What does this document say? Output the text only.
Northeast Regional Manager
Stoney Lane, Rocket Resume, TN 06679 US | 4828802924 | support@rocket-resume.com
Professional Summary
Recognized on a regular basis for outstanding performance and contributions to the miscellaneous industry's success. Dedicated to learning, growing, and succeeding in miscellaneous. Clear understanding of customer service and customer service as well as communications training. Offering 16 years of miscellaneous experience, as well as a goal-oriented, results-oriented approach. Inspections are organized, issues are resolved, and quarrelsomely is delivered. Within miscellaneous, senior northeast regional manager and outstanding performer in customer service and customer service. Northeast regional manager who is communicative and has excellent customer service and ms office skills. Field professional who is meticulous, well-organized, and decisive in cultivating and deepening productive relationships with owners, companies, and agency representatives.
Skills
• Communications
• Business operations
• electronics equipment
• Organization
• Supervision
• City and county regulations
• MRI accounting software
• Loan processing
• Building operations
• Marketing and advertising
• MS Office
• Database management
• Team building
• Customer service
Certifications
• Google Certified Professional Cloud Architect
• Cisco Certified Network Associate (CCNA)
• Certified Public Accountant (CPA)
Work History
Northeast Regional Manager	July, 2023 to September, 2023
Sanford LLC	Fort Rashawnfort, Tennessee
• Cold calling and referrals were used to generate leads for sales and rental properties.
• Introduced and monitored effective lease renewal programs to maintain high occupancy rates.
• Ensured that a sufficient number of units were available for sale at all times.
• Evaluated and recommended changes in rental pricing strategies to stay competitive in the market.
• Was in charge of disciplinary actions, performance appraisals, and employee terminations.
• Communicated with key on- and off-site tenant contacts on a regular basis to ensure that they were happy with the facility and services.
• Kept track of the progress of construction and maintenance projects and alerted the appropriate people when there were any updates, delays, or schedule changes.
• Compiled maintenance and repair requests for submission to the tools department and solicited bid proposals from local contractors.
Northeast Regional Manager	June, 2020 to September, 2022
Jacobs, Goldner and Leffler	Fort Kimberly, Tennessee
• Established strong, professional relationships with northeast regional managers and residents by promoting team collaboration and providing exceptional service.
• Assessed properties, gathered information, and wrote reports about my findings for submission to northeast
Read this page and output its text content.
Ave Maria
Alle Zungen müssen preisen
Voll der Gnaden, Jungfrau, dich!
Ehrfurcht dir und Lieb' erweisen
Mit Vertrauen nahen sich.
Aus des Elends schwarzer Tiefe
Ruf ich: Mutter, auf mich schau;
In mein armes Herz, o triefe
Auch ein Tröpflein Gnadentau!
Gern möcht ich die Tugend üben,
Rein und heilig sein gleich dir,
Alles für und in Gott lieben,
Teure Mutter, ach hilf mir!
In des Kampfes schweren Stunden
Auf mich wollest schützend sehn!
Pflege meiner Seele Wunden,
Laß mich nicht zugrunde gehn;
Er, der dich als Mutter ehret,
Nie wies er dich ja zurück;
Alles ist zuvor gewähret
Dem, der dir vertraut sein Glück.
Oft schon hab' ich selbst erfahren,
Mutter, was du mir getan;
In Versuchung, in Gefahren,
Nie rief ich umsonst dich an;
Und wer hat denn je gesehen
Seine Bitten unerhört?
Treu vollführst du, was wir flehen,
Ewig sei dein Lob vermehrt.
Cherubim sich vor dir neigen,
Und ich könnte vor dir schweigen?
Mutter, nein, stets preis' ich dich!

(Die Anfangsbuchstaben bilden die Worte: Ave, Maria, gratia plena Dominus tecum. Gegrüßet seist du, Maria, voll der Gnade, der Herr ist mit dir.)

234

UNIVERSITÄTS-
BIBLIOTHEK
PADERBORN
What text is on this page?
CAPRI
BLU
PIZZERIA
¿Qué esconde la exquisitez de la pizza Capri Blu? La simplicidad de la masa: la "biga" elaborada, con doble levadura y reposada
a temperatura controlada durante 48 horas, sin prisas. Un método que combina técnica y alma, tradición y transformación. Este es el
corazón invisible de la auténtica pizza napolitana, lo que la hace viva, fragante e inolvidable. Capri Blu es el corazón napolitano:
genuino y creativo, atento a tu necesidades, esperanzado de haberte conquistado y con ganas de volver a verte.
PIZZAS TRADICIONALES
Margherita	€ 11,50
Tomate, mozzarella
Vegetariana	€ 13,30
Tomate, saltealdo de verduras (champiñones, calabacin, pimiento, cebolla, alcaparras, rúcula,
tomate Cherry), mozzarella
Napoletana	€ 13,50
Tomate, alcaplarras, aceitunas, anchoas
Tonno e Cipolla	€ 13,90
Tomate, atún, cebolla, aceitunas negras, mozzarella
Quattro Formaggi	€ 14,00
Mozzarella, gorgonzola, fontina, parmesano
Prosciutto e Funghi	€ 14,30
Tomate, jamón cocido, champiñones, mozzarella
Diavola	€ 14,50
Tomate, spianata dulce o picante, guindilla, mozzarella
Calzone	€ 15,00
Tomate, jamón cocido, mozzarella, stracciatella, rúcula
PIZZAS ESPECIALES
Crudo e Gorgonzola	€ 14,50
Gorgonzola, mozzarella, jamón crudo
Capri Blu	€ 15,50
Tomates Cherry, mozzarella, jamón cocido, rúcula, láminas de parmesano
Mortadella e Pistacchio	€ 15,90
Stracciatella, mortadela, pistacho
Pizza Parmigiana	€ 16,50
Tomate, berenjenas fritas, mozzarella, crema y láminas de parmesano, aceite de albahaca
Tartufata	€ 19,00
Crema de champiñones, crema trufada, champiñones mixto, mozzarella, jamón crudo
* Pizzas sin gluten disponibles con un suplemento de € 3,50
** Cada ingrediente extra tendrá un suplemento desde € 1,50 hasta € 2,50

================

Work to do ▸ Restate the whole listing exactly, leaving out nothing.

Answer to the task ▸
What does this document say? Output the text only.
Northeast Regional Manager
Stoney Lane, Rocket Resume, TN 06679 US | 4828802924 | support@rocket-resume.com
Professional Summary
Recognized on a regular basis for outstanding performance and contributions to the miscellaneous industry's success. Dedicated to learning, growing, and succeeding in miscellaneous. Clear understanding of customer service and customer service as well as communications training. Offering 16 years of miscellaneous experience, as well as a goal-oriented, results-oriented approach. Inspections are organized, issues are resolved, and quarrelsomely is delivered. Within miscellaneous, senior northeast regional manager and outstanding performer in customer service and customer service. Northeast regional manager who is communicative and has excellent customer service and ms office skills. Field professional who is meticulous, well-organized, and decisive in cultivating and deepening productive relationships with owners, companies, and agency representatives.
Skills
• Communications
• Business operations
• electronics equipment
• Organization
• Supervision
• City and county regulations
• MRI accounting software
• Loan processing
• Building operations
• Marketing and advertising
• MS Office
• Database management
• Team building
• Customer service
Certifications
• Google Certified Professional Cloud Architect
• Cisco Certified Network Associate (CCNA)
• Certified Public Accountant (CPA)
Work History
Northeast Regional Manager	July, 2023 to September, 2023
Sanford LLC	Fort Rashawnfort, Tennessee
• Cold calling and referrals were used to generate leads for sales and rental properties.
• Introduced and monitored effective lease renewal programs to maintain high occupancy rates.
• Ensured that a sufficient number of units were available for sale at all times.
• Evaluated and recommended changes in rental pricing strategies to stay competitive in the market.
• Was in charge of disciplinary actions, performance appraisals, and employee terminations.
• Communicated with key on- and off-site tenant contacts on a regular basis to ensure that they were happy with the facility and services.
• Kept track of the progress of construction and maintenance projects and alerted the appropriate people when there were any updates, delays, or schedule changes.
• Compiled maintenance and repair requests for submission to the tools department and solicited bid proposals from local contractors.
Northeast Regional Manager	June, 2020 to September, 2022
Jacobs, Goldner and Leffler	Fort Kimberly, Tennessee
• Established strong, professional relationships with northeast regional managers and residents by promoting team collaboration and providing exceptional service.
• Assessed properties, gathered information, and wrote reports about my findings for submission to northeast
Read this page and output its text content.
Ave Maria
Alle Zungen müssen preisen
Voll der Gnaden, Jungfrau, dich!
Ehrfurcht dir und Lieb' erweisen
Mit Vertrauen nahen sich.
Aus des Elends schwarzer Tiefe
Ruf ich: Mutter, auf mich schau;
In mein armes Herz, o triefe
Auch ein Tröpflein Gnadentau!
Gern möcht ich die Tugend üben,
Rein und heilig sein gleich dir,
Alles für und in Gott lieben,
Teure Mutter, ach hilf mir!
In des Kampfes schweren Stunden
Auf mich wollest schützend sehn!
Pflege meiner Seele Wunden,
Laß mich nicht zugrunde gehn;
Er, der dich als Mutter ehret,
Nie wies er dich ja zurück;
Alles ist zuvor gewähret
Dem, der dir vertraut sein Glück.
Oft schon hab' ich selbst erfahren,
Mutter, was du mir getan;
In Versuchung, in Gefahren,
Nie rief ich umsonst dich an;
Und wer hat denn je gesehen
Seine Bitten unerhört?
Treu vollführst du, was wir flehen,
Ewig sei dein Lob vermehrt.
Cherubim sich vor dir neigen,
Und ich könnte vor dir schweigen?
Mutter, nein, stets preis' ich dich!

(Die Anfangsbuchstaben bilden die Worte: Ave, Maria, gratia plena Dominus tecum. Gegrüßet seist du, Maria, voll der Gnade, der Herr ist mit dir.)

234

UNIVERSITÄTS-
BIBLIOTHEK
PADERBORN
What text is on this page?
CAPRI
BLU
PIZZERIA
¿Qué esconde la exquisitez de la pizza Capri Blu? La simplicidad de la masa: la "biga" elaborada, con doble levadura y reposada
a temperatura controlada durante 48 horas, sin prisas. Un método que combina técnica y alma, tradición y transformación. Este es el
corazón invisible de la auténtica pizza napolitana, lo que la hace viva, fragante e inolvidable. Capri Blu es el corazón napolitano:
genuino y creativo, atento a tu necesidades, esperanzado de haberte conquistado y con ganas de volver a verte.
PIZZAS TRADICIONALES
Margherita	€ 11,50
Tomate, mozzarella
Vegetariana	€ 13,30
Tomate, saltealdo de verduras (champiñones, calabacin, pimiento, cebolla, alcaparras, rúcula,
tomate Cherry), mozzarella
Napoletana	€ 13,50
Tomate, alcaplarras, aceitunas, anchoas
Tonno e Cipolla	€ 13,90
Tomate, atún, cebolla, aceitunas negras, mozzarella
Quattro Formaggi	€ 14,00
Mozzarella, gorgonzola, fontina, parmesano
Prosciutto e Funghi	€ 14,30
Tomate, jamón cocido, champiñones, mozzarella
Diavola	€ 14,50
Tomate, spianata dulce o picante, guindilla, mozzarella
Calzone	€ 15,00
Tomate, jamón cocido, mozzarella, stracciatella, rúcula
PIZZAS ESPECIALES
Crudo e Gorgonzola	€ 14,50
Gorgonzola, mozzarella, jamón crudo
Capri Blu	€ 15,50
Tomates Cherry, mozzarella, jamón cocido, rúcula, láminas de parmesano
Mortadella e Pistacchio	€ 15,90
Stracciatella, mortadela, pistacho
Pizza Parmigiana	€ 16,50
Tomate, berenjenas fritas, mozzarella, crema y láminas de parmesano, aceite de albahaca
Tartufata	€ 19,00
Crema de champiñones, crema trufada, champiñones mixto, mozzarella, jamón crudo
* Pizzas sin gluten disponibles con un suplemento de € 3,50
** Cada ingrediente extra tendrá un suplemento desde € 1,50 hasta € 2,50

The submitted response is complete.